Data items:
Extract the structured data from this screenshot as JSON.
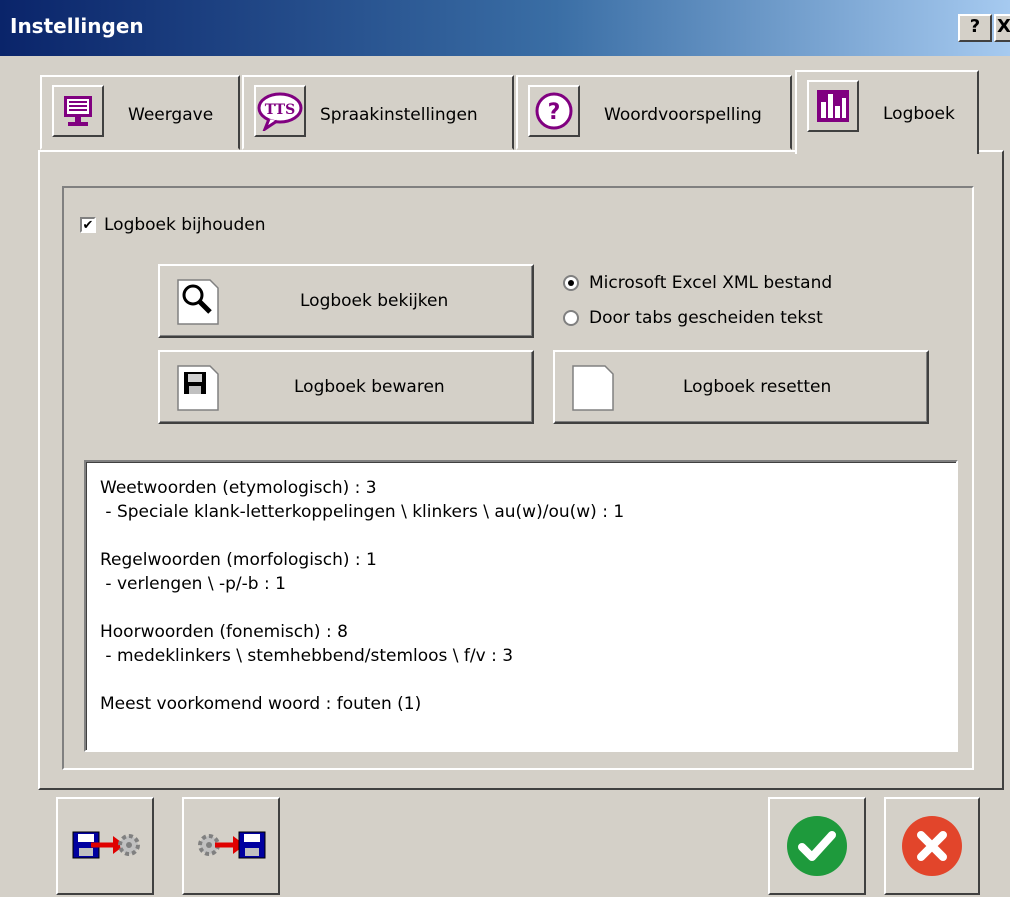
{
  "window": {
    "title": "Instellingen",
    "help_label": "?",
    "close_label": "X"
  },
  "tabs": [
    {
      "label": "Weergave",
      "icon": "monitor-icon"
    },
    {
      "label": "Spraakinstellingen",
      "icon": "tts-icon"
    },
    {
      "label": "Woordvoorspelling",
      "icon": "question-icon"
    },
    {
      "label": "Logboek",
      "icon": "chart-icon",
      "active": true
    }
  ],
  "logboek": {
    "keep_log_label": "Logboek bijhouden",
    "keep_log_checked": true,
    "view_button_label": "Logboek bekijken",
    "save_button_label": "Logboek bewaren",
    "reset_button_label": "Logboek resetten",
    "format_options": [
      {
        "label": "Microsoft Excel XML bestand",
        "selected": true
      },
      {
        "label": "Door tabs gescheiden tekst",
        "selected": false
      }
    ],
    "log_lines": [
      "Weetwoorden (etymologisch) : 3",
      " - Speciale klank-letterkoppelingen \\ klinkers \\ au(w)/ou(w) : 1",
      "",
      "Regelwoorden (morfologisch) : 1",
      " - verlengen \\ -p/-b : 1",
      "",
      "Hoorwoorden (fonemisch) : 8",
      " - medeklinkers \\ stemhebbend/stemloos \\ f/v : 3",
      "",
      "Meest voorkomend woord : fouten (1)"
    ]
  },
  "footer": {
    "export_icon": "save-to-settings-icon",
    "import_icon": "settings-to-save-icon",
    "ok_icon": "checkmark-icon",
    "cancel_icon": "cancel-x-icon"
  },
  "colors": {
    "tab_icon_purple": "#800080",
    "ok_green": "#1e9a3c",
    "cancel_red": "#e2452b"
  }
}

--

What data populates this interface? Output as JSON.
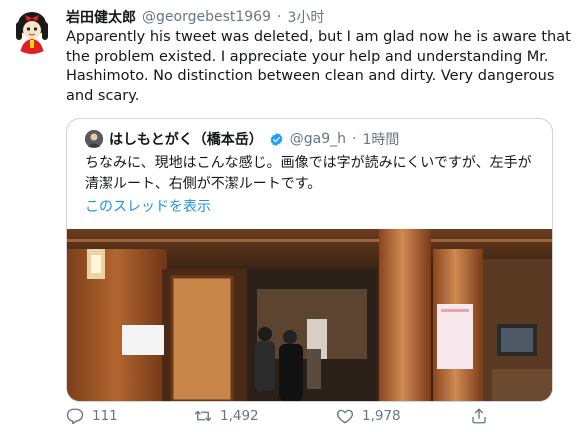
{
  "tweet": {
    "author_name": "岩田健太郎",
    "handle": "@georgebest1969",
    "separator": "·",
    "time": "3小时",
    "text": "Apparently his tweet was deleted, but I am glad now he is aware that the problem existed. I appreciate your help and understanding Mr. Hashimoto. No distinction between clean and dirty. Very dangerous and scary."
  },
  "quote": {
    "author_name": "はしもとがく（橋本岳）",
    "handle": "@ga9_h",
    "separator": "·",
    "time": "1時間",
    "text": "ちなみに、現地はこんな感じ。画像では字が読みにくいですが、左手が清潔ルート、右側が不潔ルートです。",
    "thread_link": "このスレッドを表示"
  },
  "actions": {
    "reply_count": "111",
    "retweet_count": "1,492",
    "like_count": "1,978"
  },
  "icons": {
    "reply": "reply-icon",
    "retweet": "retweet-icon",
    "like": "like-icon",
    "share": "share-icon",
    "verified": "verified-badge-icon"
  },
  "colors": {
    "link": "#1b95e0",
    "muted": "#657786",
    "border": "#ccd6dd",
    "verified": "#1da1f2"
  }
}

- Work to do
Count the lines of the data that contain the string "handle", and reply with that number alone.

- Complete answer
2